Instructions to follow –
From the listing below, copy every line with the word "conducción".

-*-

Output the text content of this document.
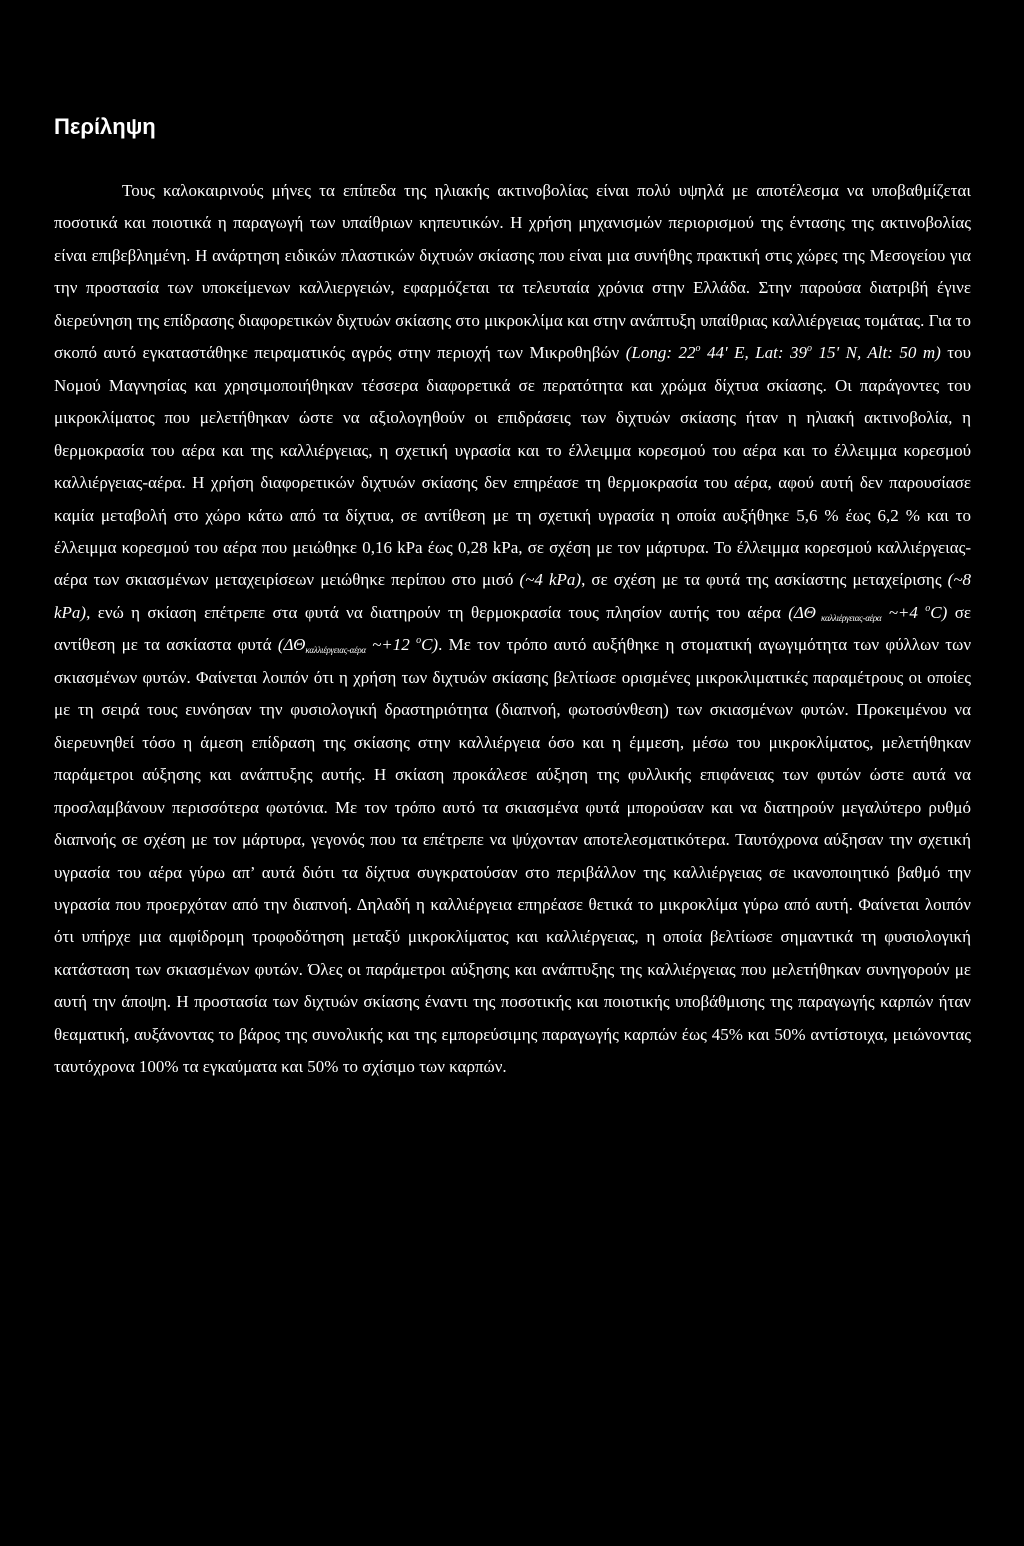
Περίληψη

Τους καλοκαιρινούς μήνες τα επίπεδα της ηλιακής ακτινοβολίας είναι πολύ υψηλά με αποτέλεσμα να υποβαθμίζεται ποσοτικά και ποιοτικά η παραγωγή των υπαίθριων κηπευτικών. Η χρήση μηχανισμών περιορισμού της έντασης της ακτινοβολίας είναι επιβεβλημένη. Η ανάρτηση ειδικών πλαστικών διχτυών σκίασης που είναι μια συνήθης πρακτική στις χώρες της Μεσογείου για την προστασία των υποκείμενων καλλιεργειών, εφαρμόζεται τα τελευταία χρόνια στην Ελλάδα. Στην παρούσα διατριβή έγινε διερεύνηση της επίδρασης διαφορετικών διχτυών σκίασης στο μικροκλίμα και στην ανάπτυξη υπαίθριας καλλιέργειας τομάτας. Για το σκοπό αυτό εγκαταστάθηκε πειραματικός αγρός στην περιοχή των Μικροθηβών (Long: 22$^o$ 44' E, Lat: 39$^o$ 15' N, Alt: 50 m) του Νομού Μαγνησίας και χρησιμοποιήθηκαν τέσσερα διαφορετικά σε περατότητα και χρώμα δίχτυα σκίασης. Οι παράγοντες του μικροκλίματος που μελετήθηκαν ώστε να αξιολογηθούν οι επιδράσεις των διχτυών σκίασης ήταν η ηλιακή ακτινοβολία, η θερμοκρασία του αέρα και της καλλιέργειας, η σχετική υγρασία και το έλλειμμα κορεσμού του αέρα και το έλλειμμα κορεσμού καλλιέργειας-αέρα. Η χρήση διαφορετικών διχτυών σκίασης δεν επηρέασε τη θερμοκρασία του αέρα, αφού αυτή δεν παρουσίασε καμία μεταβολή στο χώρο κάτω από τα δίχτυα, σε αντίθεση με τη σχετική υγρασία η οποία αυξήθηκε 5,6 % έως 6,2 % και το έλλειμμα κορεσμού του αέρα που μειώθηκε 0,16 kPa έως 0,28 kPa, σε σχέση με τον μάρτυρα. Το έλλειμμα κορεσμού καλλιέργειας-αέρα των σκιασμένων μεταχειρίσεων μειώθηκε περίπου στο μισό (~4 kPa), σε σχέση με τα φυτά της ασκίαστης μεταχείρισης (~8 kPa), ενώ η σκίαση επέτρεπε στα φυτά να διατηρούν τη θερμοκρασία τους πλησίον αυτής του αέρα (ΔΘ $_{\kappa\alpha\lambda\lambda\iota έ\rho\gamma\varepsilon\iota\alpha\varsigma-\alpha έ\rho\alpha}$ ~+4 $^o$C) σε αντίθεση με τα ασκίαστα φυτά ($\Delta\Theta_{\kappa\alpha\lambda\lambda\iota έ\rho\gamma\varepsilon\iota\alpha\varsigma-\alpha έ\rho\alpha}$ ~+12 $^o$C). Με τον τρόπο αυτό αυξήθηκε η στοματική αγωγιμότητα των φύλλων των σκιασμένων φυτών. Φαίνεται λοιπόν ότι η χρήση των διχτυών σκίασης βελτίωσε ορισμένες μικροκλιματικές παραμέτρους οι οποίες με τη σειρά τους ευνόησαν την φυσιολογική δραστηριότητα (διαπνοή, φωτοσύνθεση) των σκιασμένων φυτών. Προκειμένου να διερευνηθεί τόσο η άμεση επίδραση της σκίασης στην καλλιέργεια όσο και η έμμεση, μέσω του μικροκλίματος, μελετήθηκαν παράμετροι αύξησης και ανάπτυξης αυτής. Η σκίαση προκάλεσε αύξηση της φυλλικής επιφάνειας των φυτών ώστε αυτά να προσλαμβάνουν περισσότερα φωτόνια. Με τον τρόπο αυτό τα σκιασμένα φυτά μπορούσαν και να διατηρούν μεγαλύτερο ρυθμό διαπνοής σε σχέση με τον μάρτυρα, γεγονός που τα επέτρεπε να ψύχονταν αποτελεσματικότερα. Ταυτόχρονα αύξησαν την σχετική υγρασία του αέρα γύρω απ’ αυτά διότι τα δίχτυα συγκρατούσαν στο περιβάλλον της καλλιέργειας σε ικανοποιητικό βαθμό την υγρασία που προερχόταν από την διαπνοή. Δηλαδή η καλλιέργεια επηρέασε θετικά το μικροκλίμα γύρω από αυτή. Φαίνεται λοιπόν ότι υπήρχε μια αμφίδρομη τροφοδότηση μεταξύ μικροκλίματος και καλλιέργειας, η οποία βελτίωσε σημαντικά τη φυσιολογική κατάσταση των σκιασμένων φυτών. Όλες οι παράμετροι αύξησης και ανάπτυξης της καλλιέργειας που μελετήθηκαν συνηγορούν με αυτή την άποψη. Η προστασία των διχτυών σκίασης έναντι της ποσοτικής και ποιοτικής υποβάθμισης της παραγωγής καρπών ήταν θεαματική, αυξάνοντας το βάρος της συνολικής και της εμπορεύσιμης παραγωγής καρπών έως 45% και 50% αντίστοιχα, μειώνοντας ταυτόχρονα 100% τα εγκαύματα και 50% το σχίσιμο των καρπών.
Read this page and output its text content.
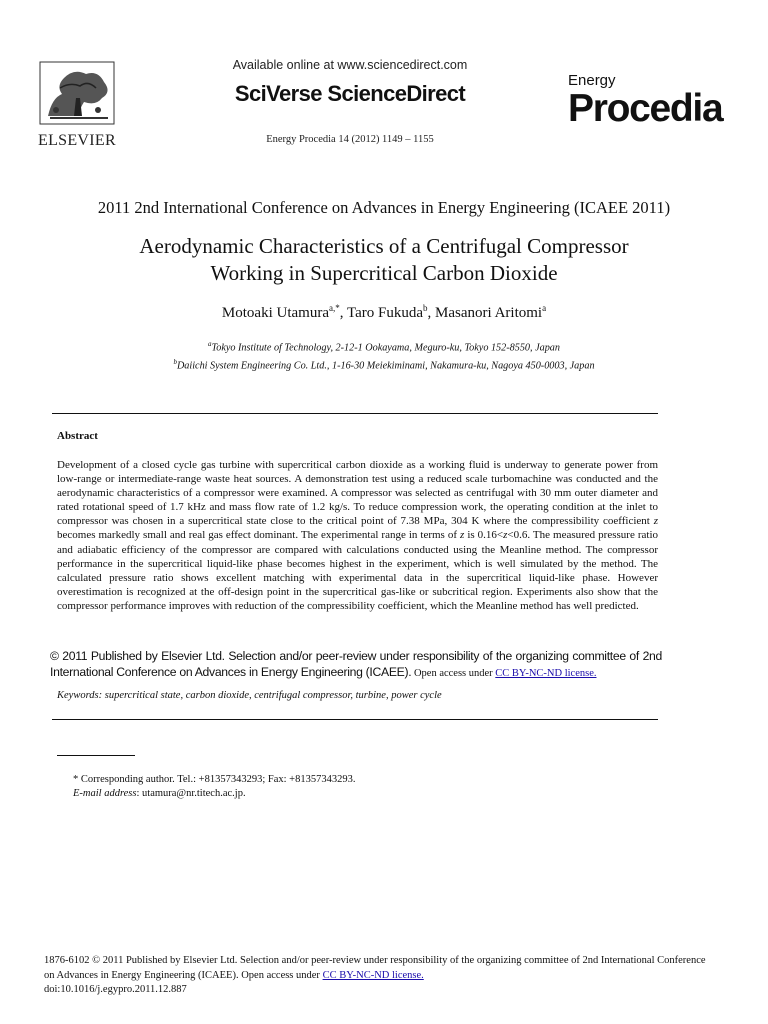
ELSEVIER
Available online at www.sciencedirect.com
SciVerse ScienceDirect
Energy Procedia 14 (2012) 1149 – 1155
Energy
Procedia
2011 2nd International Conference on Advances in Energy Engineering (ICAEE 2011)
Aerodynamic Characteristics of a Centrifugal Compressor
Working in Supercritical Carbon Dioxide
Motoaki Utamura$^{a,*}$, Taro Fukuda$^b$, Masanori Aritomi$^a$
$^a$Tokyo Institute of Technology, 2-12-1 Ookayama, Meguro-ku, Tokyo 152-8550, Japan
$^b$Daiichi System Engineering Co. Ltd., 1-16-30 Meiekiminami, Nakamura-ku, Nagoya 450-0003, Japan
Abstract
Development of a closed cycle gas turbine with supercritical carbon dioxide as a working fluid is underway to generate power from low-range or intermediate-range waste heat sources. A demonstration test using a reduced scale turbomachine was conducted and the aerodynamic characteristics of a compressor were examined. A compressor was selected as centrifugal with 30 mm outer diameter and rated rotational speed of 1.7 kHz and mass flow rate of 1.2 kg/s. To reduce compression work, the operating condition at the inlet to compressor was chosen in a supercritical state close to the critical point of 7.38 MPa, 304 K where the compressibility coefficient z becomes markedly small and real gas effect dominant. The experimental range in terms of z is 0.16<z<0.6. The measured pressure ratio and adiabatic efficiency of the compressor are compared with calculations conducted using the Meanline method. The compressor performance in the supercritical liquid-like phase becomes highest in the experiment, which is well simulated by the method. The calculated pressure ratio shows excellent matching with experimental data in the supercritical liquid-like phase. However overestimation is recognized at the off-design point in the supercritical gas-like or subcritical region. Experiments also show that the compressor performance improves with reduction of the compressibility coefficient, which the Meanline method has well predicted.
© 2011 Published by Elsevier Ltd. Selection and/or peer-review under responsibility of the organizing committee of 2nd International Conference on Advances in Energy Engineering (ICAEE). Open access under CC BY-NC-ND license.
Keywords: supercritical state, carbon dioxide, centrifugal compressor, turbine, power cycle
* Corresponding author. Tel.: +81357343293; Fax: +81357343293.
E-mail address: utamura@nr.titech.ac.jp.
1876-6102 © 2011 Published by Elsevier Ltd. Selection and/or peer-review under responsibility of the organizing committee of 2nd International Conference on Advances in Energy Engineering (ICAEE). Open access under CC BY-NC-ND license.
doi:10.1016/j.egypro.2011.12.887
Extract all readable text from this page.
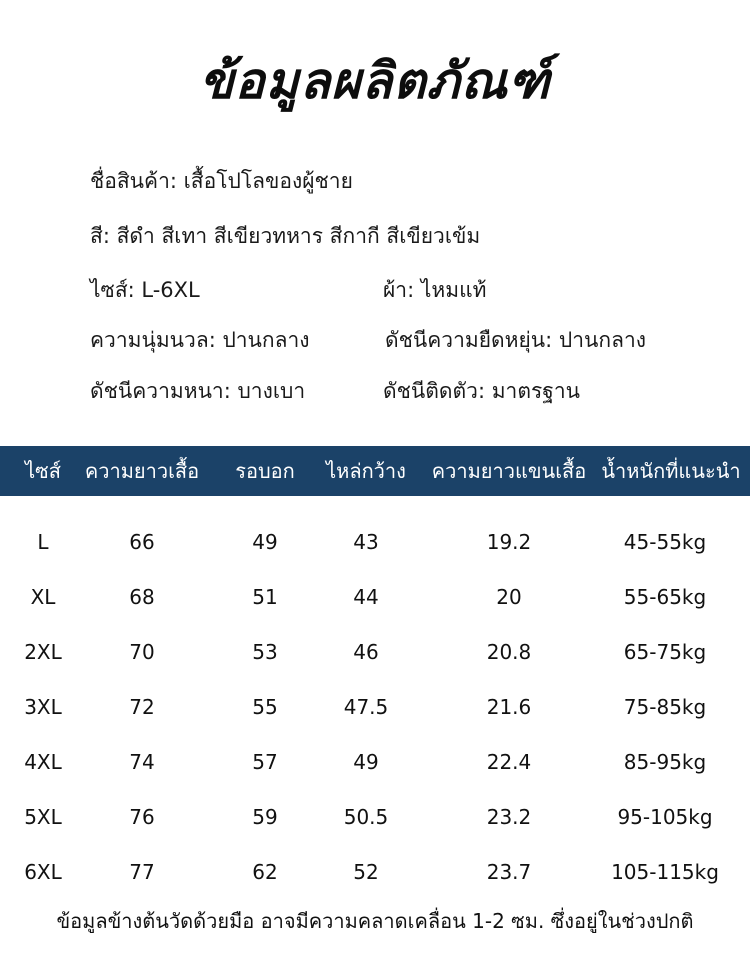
ข้อมูลผลิตภัณฑ์
ชื่อสินค้า: เสื้อโปโลของผู้ชาย
สี: สีดำ สีเทา สีเขียวทหาร สีกากี สีเขียวเข้ม
ไซส์: L-6XL	ผ้า: ไหมแท้
ความนุ่มนวล: ปานกลาง	ดัชนีความยืดหยุ่น: ปานกลาง
ดัชนีความหนา: บางเบา	ดัชนีติดตัว: มาตรฐาน
ไซส์ ความยาวเสื้อ รอบอก ไหล่กว้าง ความยาวแขนเสื้อ น้ำหนักที่แนะนำ
L	66	49	43	19.2	45-55kg
XL	68	51	44	20	55-65kg
2XL	70	53	46	20.8	65-75kg
3XL	72	55	47.5	21.6	75-85kg
4XL	74	57	49	22.4	85-95kg
5XL	76	59	50.5	23.2	95-105kg
6XL	77	62	52	23.7	105-115kg
ข้อมูลข้างต้นวัดด้วยมือ อาจมีความคลาดเคลื่อน 1-2 ซม. ซึ่งอยู่ในช่วงปกติ
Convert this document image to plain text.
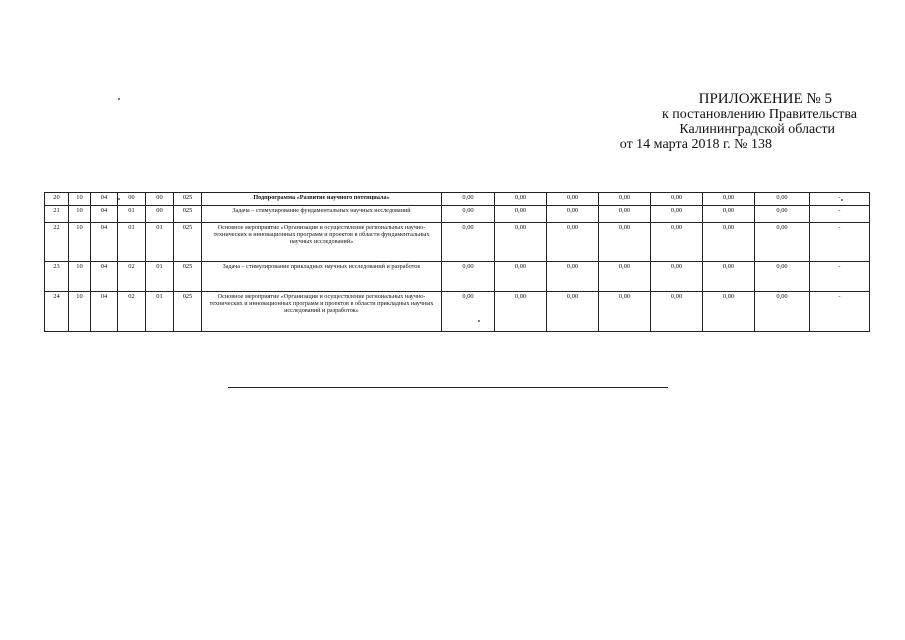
ПРИЛОЖЕНИЕ № 5
к постановлению Правительства
Калининградской области
от 14 марта 2018 г. № 138
20	10	04	00	00	025	Подпрограмма «Развитие научного потенциала»	0,00	0,00	0,00	0,00	0,00	0,00	0,00	-
21	10	04	01	00	025	Задача – стимулирование фундаментальных научных исследований	0,00	0,00	0,00	0,00	0,00	0,00	0,00	-
22	10	04	01	01	025	Основное мероприятие «Организация и осуществление региональных научно-технических и инновационных программ и проектов в области фундаментальных научных исследований»	0,00	0,00	0,00	0,00	0,00	0,00	0,00	-
23	10	04	02	01	025	Задача – стимулирование прикладных научных исследований и разработок	0,00	0,00	0,00	0,00	0,00	0,00	0,00	-
24	10	04	02	01	025	Основное мероприятие «Организация и осуществление региональных научно-технических и инновационных программ и проектов в области прикладных научных исследований и разработок»	0,00	0,00	0,00	0,00	0,00	0,00	0,00	-
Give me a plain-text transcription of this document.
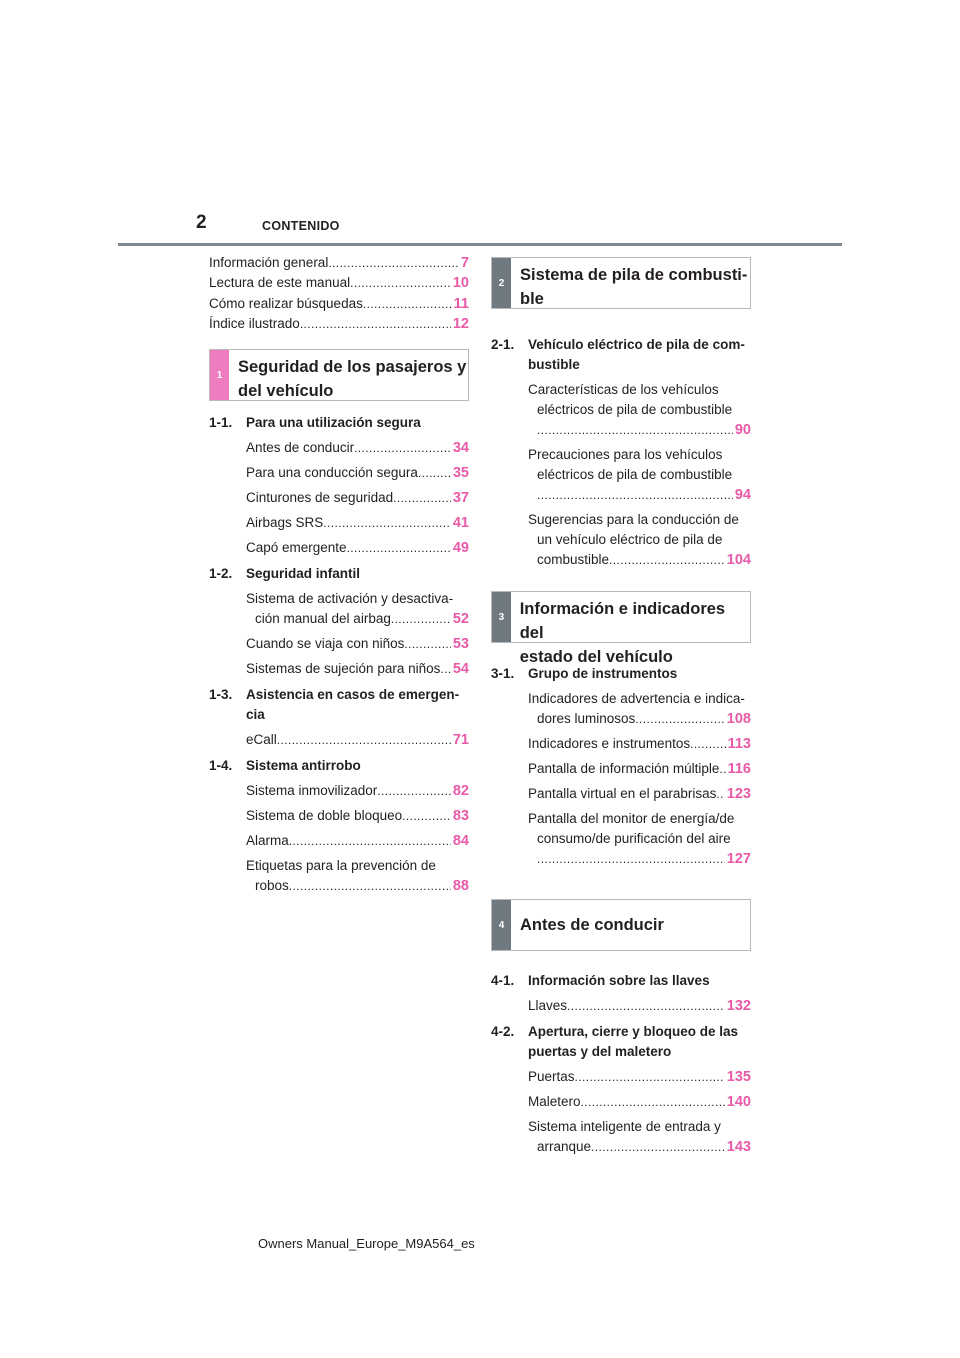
2	CONTENIDO
Información general .....	7
Lectura de este manual .....	10
Cómo realizar búsquedas .....	11
Índice ilustrado .....	12
1 Seguridad de los pasajeros y
del vehículo
1-1.	Para una utilización segura
Antes de conducir .....	34
Para una conducción segura ..... 35
Cinturones de seguridad .....	37
Airbags SRS .....	41
Capó emergente .....	49
1-2.	Seguridad infantil
Sistema de activación y desactiva-
ción manual del airbag .....	52
Cuando se viaja con niños .....	53
Sistemas de sujeción para niños ..... 54
1-3.	Asistencia en casos de emergen-
cia
eCall .....	71
1-4.	Sistema antirrobo
Sistema inmovilizador .....	82
Sistema de doble bloqueo .....	83
Alarma .....	84
Etiquetas para la prevención de
robos .....	88
2 Sistema de pila de combusti-
ble
2-1.	Vehículo eléctrico de pila de com-
bustible
Características de los vehículos
eléctricos de pila de combustible
.....
90
Precauciones para los vehículos
eléctricos de pila de combustible
.....
94
Sugerencias para la conducción de
un vehículo eléctrico de pila de
combustible .....	104
3 Información e indicadores del
estado del vehículo
3-1.	Grupo de instrumentos
Indicadores de advertencia e indica-
dores luminosos .....	108
Indicadores e instrumentos .....	113
Pantalla de información múltiple ..... 116
Pantalla virtual en el parabrisas ..... 123
Pantalla del monitor de energía/de
consumo/de purificación del aire
.....
127
4 Antes de conducir
4-1.	Información sobre las llaves
Llaves .....	132
4-2.	Apertura, cierre y bloqueo de las
puertas y del maletero
Puertas .....	135
Maletero .....	140
Sistema inteligente de entrada y
arranque .....	143
Owners Manual_Europe_M9A564_es
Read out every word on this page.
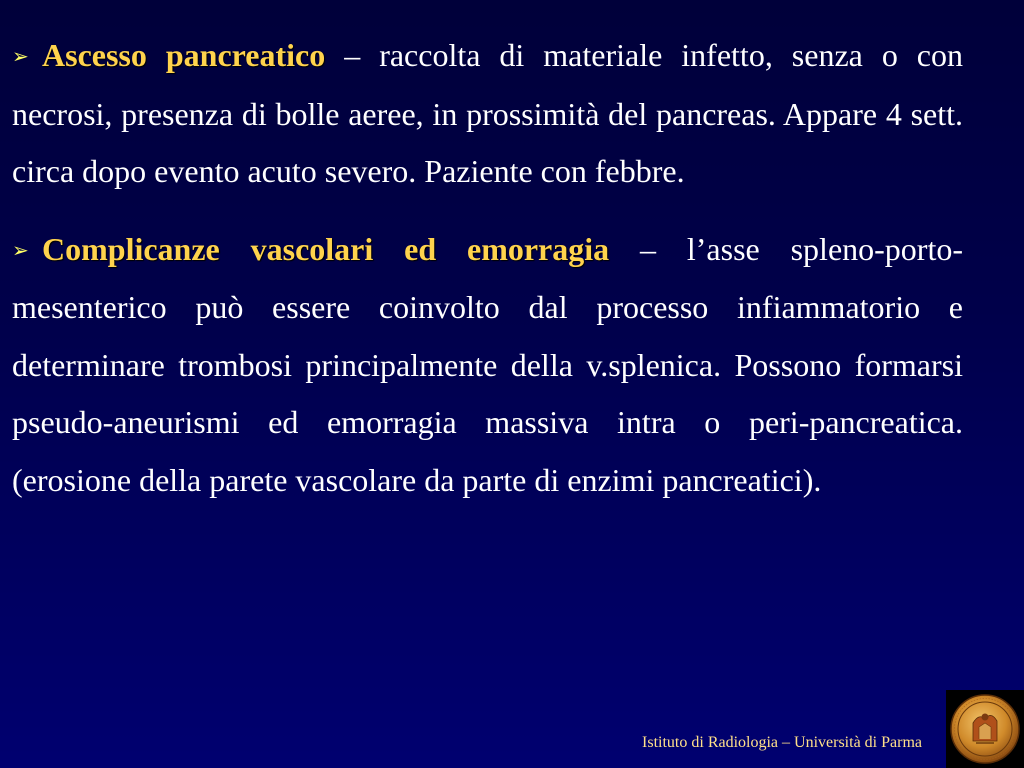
➢ Ascesso pancreatico – raccolta di materiale infetto, senza o con necrosi, presenza di bolle aeree, in prossimità del pancreas. Appare 4 sett. circa dopo evento acuto severo. Paziente con febbre.

➢ Complicanze vascolari ed emorragia – l’asse spleno-porto-mesenterico può essere coinvolto dal processo infiammatorio e determinare trombosi principalmente della v.splenica. Possono formarsi pseudo-aneurismi ed emorragia massiva intra o peri-pancreatica. (erosione della parete vascolare da parte di enzimi pancreatici).

Istituto di Radiologia – Università di Parma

-*-

Response for this exercise –
Para una conducción segura ..... 35
Sugerencias para la conducción de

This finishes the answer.